*YOUR GOAL:* Tell how many lines in the data below hold the string "henholdsvis"; give nothing but the number.

** START **

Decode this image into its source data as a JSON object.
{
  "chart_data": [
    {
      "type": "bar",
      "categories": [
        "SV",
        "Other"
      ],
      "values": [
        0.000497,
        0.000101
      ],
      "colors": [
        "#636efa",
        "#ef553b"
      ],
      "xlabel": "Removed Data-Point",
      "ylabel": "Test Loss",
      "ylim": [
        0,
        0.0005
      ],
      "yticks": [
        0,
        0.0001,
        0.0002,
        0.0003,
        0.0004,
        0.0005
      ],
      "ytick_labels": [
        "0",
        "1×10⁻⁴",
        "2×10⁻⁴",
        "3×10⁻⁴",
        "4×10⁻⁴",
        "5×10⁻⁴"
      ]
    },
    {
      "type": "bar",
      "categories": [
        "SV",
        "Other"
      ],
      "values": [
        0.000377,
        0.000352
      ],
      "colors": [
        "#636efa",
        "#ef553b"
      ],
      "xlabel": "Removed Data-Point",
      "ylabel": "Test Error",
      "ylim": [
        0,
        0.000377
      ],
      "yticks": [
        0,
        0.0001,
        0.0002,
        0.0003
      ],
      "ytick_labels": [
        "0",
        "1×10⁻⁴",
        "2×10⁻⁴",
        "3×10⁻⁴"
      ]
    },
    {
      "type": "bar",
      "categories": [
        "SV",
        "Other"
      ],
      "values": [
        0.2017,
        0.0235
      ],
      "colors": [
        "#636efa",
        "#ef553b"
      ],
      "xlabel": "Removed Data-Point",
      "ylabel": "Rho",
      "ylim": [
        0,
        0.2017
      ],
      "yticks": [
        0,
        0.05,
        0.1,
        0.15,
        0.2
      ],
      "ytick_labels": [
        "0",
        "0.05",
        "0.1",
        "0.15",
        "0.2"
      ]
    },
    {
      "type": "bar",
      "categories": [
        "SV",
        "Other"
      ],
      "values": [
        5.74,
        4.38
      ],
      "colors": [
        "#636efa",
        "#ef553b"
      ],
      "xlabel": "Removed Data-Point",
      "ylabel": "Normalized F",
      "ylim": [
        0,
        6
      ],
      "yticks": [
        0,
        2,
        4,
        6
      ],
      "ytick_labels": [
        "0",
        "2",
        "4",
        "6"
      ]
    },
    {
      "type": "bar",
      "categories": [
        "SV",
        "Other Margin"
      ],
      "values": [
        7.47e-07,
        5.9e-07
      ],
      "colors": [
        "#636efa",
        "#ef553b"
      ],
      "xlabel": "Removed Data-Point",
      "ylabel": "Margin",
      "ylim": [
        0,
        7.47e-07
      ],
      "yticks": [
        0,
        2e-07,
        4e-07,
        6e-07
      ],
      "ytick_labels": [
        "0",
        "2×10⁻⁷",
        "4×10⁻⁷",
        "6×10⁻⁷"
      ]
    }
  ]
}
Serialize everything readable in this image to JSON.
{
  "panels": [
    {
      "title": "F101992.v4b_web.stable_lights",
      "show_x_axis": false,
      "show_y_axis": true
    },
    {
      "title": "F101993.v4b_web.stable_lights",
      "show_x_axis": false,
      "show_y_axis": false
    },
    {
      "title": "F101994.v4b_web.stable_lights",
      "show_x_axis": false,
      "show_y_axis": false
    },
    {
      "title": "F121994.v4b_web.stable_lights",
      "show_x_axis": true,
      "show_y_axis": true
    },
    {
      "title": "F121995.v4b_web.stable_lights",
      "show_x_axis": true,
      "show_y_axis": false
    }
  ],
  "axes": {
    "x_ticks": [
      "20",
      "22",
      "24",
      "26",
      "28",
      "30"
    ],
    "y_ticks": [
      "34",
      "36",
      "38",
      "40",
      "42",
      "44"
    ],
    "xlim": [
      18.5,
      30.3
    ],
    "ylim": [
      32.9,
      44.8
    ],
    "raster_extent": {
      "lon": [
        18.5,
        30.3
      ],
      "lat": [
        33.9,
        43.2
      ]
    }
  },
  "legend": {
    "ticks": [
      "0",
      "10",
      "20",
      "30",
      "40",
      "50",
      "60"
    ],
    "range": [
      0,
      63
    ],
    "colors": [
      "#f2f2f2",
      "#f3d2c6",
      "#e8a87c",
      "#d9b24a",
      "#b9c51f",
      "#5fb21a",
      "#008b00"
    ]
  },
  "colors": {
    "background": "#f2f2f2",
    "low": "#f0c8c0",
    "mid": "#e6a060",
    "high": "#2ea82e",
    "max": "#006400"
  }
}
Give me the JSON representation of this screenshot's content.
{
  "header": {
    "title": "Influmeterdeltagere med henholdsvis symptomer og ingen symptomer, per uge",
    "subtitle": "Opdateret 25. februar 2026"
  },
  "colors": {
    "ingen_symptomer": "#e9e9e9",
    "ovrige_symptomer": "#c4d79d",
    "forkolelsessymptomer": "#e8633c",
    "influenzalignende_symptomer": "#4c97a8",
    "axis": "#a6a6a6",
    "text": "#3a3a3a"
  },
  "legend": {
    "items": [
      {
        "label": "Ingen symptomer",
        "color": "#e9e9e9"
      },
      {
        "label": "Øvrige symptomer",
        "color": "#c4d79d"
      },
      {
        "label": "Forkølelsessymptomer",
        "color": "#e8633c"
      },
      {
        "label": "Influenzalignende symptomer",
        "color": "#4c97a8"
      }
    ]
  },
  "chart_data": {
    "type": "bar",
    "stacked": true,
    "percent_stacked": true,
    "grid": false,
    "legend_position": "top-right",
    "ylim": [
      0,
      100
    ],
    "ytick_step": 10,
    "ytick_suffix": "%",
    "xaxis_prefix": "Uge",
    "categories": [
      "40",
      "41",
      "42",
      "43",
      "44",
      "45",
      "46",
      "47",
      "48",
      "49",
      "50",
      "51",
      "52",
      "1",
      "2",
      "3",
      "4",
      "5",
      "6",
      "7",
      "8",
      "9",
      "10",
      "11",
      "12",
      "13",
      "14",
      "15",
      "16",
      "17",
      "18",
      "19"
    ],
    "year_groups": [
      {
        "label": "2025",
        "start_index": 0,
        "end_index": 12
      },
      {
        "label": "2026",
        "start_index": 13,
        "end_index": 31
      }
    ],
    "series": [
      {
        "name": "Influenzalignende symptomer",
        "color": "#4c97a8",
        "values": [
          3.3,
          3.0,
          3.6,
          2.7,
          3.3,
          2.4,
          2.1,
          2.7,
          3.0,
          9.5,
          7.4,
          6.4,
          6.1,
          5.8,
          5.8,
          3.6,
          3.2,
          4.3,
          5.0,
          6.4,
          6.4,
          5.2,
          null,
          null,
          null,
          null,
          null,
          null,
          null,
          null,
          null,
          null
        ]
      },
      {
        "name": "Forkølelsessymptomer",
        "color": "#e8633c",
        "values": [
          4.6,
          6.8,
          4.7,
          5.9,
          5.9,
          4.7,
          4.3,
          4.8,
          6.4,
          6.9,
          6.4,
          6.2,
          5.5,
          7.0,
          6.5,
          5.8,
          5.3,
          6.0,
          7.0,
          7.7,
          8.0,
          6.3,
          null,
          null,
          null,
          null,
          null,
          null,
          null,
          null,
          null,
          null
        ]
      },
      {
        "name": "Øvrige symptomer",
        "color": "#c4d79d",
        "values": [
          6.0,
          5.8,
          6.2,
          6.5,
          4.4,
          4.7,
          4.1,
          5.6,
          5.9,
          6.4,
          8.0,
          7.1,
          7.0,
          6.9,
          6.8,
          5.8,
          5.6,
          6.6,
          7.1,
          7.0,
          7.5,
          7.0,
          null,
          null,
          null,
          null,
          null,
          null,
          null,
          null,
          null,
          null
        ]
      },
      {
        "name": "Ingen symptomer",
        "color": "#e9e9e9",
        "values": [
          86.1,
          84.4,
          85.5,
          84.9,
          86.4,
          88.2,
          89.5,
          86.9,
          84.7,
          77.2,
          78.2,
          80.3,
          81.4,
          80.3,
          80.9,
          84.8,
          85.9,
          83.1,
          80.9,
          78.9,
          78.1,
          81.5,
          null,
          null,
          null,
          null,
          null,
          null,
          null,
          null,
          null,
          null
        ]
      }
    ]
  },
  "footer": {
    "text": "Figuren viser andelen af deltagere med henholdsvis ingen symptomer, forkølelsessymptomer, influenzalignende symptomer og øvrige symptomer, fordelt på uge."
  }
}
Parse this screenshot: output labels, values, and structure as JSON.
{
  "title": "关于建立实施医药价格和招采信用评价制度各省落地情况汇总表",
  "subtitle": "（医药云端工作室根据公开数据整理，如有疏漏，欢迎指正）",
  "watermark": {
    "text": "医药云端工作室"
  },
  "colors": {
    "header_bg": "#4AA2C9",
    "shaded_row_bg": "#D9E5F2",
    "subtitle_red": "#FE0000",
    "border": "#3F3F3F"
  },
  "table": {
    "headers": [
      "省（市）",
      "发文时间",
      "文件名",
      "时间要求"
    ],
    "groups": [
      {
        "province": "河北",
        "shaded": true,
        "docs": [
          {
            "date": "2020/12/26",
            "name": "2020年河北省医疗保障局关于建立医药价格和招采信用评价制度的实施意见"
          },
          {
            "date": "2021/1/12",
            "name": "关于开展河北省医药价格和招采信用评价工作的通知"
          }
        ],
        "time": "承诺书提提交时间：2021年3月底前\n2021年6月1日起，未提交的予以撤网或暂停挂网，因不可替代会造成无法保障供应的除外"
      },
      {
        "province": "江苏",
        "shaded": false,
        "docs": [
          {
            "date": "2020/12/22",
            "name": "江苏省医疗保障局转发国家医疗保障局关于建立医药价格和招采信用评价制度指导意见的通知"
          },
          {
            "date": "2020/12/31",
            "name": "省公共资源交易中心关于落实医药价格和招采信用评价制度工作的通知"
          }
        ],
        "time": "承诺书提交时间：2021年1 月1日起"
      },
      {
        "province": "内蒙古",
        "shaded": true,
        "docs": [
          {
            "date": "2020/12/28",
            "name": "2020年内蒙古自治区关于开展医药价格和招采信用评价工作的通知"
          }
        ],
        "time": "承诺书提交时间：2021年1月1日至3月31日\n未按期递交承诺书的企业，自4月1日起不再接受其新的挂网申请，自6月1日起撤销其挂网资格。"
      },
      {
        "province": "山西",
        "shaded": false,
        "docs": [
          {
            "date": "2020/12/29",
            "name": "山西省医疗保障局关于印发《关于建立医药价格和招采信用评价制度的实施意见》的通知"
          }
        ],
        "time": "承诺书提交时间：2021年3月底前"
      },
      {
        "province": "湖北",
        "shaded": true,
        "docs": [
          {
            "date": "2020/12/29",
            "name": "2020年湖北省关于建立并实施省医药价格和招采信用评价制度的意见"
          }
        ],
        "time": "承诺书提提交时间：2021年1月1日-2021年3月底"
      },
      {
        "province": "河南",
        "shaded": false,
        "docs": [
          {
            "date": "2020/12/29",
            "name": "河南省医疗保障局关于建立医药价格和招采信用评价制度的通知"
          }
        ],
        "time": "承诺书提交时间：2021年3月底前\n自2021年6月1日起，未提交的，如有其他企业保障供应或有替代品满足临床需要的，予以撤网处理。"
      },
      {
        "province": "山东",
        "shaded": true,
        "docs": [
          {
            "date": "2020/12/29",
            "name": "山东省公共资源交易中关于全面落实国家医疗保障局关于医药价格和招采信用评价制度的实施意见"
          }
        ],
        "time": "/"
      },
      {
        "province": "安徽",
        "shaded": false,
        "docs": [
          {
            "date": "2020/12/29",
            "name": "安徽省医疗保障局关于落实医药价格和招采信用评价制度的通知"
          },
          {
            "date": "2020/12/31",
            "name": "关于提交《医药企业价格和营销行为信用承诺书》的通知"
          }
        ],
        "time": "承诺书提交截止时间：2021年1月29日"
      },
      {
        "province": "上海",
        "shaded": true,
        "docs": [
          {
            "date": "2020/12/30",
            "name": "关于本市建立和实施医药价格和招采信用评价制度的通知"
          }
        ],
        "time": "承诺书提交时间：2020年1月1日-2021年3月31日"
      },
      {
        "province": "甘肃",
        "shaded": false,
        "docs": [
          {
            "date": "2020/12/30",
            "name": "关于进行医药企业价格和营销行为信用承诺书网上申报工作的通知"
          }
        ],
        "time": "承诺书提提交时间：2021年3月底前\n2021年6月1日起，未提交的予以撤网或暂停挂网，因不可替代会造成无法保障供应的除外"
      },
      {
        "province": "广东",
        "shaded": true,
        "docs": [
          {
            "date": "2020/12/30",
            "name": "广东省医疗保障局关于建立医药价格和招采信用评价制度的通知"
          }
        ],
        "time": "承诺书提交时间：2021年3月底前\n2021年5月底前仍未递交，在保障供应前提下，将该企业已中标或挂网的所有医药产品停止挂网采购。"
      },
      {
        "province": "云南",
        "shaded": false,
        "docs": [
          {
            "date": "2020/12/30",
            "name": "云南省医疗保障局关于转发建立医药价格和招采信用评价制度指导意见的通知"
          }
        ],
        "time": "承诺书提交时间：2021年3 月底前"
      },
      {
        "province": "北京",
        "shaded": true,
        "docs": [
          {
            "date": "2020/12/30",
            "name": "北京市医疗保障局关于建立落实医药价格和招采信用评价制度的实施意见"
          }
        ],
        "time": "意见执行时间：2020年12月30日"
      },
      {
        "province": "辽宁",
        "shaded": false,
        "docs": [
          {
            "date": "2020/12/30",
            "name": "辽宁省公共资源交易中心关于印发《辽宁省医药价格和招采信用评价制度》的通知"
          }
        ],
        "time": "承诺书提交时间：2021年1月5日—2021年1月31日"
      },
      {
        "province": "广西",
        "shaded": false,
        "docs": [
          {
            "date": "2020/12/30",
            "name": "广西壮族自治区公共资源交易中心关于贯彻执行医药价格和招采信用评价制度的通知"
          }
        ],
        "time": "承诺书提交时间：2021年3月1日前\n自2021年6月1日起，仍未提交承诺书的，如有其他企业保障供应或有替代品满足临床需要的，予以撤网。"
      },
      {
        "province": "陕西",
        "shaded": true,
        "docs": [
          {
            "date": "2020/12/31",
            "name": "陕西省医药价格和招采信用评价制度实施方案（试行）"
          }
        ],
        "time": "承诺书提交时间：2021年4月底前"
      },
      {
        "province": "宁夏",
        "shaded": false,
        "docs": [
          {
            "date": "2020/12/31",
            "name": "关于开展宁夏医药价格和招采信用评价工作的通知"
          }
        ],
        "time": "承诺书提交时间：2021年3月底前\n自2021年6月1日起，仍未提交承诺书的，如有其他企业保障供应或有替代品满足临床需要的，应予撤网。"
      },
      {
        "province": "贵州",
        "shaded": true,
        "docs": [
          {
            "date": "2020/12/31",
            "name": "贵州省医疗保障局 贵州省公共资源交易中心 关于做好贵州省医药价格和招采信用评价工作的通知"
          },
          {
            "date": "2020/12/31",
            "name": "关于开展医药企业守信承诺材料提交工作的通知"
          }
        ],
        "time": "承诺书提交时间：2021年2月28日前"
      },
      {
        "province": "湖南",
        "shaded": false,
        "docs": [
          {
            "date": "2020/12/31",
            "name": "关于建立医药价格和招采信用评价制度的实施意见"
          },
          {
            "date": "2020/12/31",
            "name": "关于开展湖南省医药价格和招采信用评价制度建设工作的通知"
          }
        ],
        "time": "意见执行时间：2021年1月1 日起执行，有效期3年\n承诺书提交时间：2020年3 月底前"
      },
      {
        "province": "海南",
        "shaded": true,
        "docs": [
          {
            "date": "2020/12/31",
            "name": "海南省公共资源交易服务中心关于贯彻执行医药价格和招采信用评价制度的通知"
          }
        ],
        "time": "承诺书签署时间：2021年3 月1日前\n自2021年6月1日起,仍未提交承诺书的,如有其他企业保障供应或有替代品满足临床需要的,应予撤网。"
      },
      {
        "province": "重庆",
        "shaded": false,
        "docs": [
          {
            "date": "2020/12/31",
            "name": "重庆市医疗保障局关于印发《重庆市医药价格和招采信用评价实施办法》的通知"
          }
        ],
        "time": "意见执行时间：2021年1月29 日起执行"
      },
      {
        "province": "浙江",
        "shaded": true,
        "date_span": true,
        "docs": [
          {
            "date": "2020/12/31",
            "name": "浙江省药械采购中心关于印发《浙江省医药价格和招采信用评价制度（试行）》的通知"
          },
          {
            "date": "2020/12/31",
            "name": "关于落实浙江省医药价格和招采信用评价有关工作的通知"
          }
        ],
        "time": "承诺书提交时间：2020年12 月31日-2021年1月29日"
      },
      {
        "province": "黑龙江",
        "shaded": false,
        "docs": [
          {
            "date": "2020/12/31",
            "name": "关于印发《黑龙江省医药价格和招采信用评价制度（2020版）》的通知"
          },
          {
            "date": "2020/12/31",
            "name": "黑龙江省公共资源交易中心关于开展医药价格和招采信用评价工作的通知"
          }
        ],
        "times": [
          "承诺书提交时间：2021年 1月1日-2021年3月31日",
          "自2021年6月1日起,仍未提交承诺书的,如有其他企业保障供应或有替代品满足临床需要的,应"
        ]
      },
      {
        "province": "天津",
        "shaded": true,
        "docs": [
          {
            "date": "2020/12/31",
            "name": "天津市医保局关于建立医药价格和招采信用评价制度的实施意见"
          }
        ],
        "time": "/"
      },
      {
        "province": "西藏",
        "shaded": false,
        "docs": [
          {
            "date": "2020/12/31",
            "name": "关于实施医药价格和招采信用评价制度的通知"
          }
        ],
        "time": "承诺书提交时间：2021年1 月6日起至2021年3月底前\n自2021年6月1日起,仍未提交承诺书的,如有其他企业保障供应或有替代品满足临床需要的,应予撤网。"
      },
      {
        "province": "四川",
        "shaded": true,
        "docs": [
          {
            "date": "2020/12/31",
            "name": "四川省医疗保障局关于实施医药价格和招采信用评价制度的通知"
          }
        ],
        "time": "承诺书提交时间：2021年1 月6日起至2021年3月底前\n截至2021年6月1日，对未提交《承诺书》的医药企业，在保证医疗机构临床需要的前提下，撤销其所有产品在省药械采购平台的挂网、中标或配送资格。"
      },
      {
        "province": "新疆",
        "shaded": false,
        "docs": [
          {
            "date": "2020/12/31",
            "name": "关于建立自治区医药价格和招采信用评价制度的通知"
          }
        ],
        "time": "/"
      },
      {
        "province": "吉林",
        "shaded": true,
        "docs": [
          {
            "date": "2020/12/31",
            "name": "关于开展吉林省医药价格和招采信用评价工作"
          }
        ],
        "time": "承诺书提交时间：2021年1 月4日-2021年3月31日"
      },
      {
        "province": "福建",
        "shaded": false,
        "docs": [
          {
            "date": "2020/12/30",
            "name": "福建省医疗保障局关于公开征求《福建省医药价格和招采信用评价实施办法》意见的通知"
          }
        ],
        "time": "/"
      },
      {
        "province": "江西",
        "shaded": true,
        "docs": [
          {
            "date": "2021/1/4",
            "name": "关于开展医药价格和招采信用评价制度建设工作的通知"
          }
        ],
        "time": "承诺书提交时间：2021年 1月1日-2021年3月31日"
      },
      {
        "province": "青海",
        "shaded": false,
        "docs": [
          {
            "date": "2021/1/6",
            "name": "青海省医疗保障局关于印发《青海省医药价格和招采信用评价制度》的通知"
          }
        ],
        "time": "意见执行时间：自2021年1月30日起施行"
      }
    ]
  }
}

** END **

*THE COMPLETED TASK:* 2